═════ DATA FOR THE TASK ═════

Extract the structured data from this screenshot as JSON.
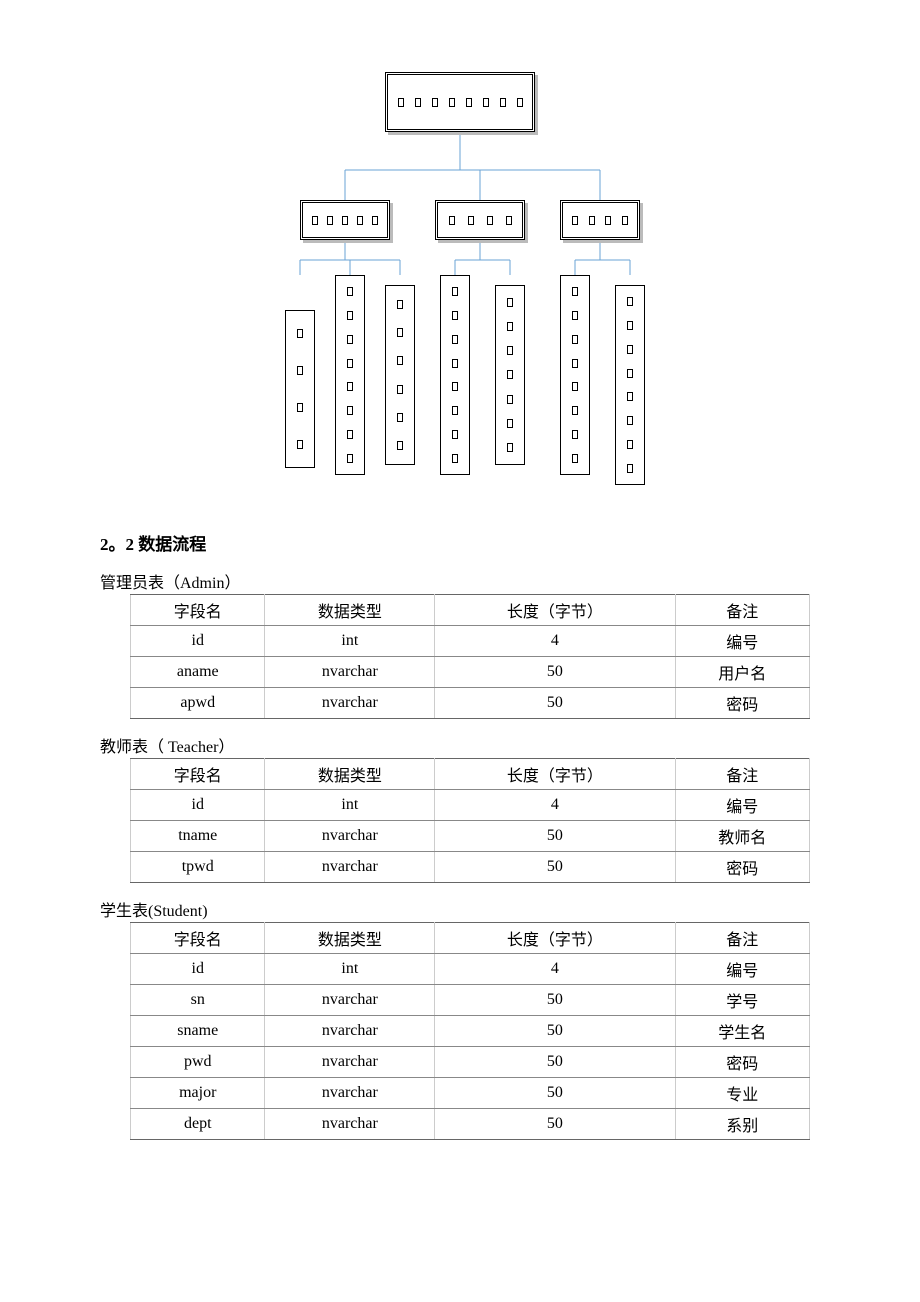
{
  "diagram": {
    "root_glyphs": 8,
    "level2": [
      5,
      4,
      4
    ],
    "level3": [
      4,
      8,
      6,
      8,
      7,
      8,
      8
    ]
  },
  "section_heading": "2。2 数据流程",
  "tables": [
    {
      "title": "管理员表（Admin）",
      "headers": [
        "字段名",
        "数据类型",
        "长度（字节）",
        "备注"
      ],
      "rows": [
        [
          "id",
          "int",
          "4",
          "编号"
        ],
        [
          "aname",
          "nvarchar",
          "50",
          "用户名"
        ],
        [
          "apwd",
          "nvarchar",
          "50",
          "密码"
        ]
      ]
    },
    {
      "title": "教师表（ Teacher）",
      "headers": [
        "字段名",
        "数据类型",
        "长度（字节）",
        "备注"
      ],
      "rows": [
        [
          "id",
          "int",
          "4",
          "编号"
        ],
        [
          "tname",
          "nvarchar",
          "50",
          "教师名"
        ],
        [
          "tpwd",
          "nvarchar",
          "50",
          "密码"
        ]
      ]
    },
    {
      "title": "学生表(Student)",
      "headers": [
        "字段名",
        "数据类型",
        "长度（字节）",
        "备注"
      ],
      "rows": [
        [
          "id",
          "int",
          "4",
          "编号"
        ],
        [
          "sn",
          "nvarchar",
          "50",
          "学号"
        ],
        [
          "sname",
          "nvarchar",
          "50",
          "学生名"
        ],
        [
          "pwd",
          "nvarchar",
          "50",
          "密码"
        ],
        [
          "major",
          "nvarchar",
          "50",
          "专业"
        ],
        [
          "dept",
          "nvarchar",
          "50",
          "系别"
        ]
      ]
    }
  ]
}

═════
═════ DATA FOR THE TASK ═════

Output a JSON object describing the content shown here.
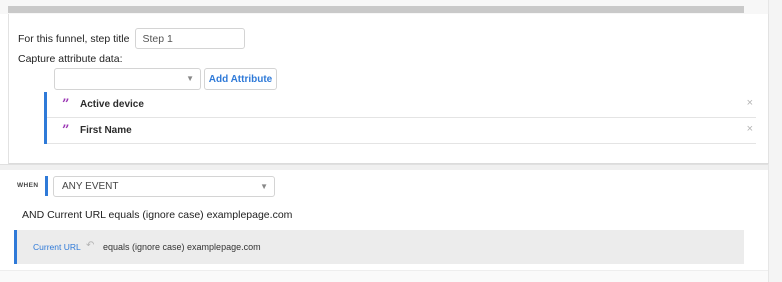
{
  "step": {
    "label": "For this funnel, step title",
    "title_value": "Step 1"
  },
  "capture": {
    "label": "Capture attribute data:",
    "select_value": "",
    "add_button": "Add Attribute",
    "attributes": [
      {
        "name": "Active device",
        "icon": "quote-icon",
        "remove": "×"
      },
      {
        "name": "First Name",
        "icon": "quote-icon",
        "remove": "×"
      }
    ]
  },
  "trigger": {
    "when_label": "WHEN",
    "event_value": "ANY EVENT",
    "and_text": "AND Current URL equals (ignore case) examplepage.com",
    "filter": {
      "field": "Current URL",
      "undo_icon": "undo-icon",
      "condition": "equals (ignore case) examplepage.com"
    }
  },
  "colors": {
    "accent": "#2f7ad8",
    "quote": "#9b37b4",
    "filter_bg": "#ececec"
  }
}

═════

Copy the lines from the entries above in which the word "JSON" appears.

Extract the structured data from this screenshot as JSON.
Output a JSON object describing the content shown here.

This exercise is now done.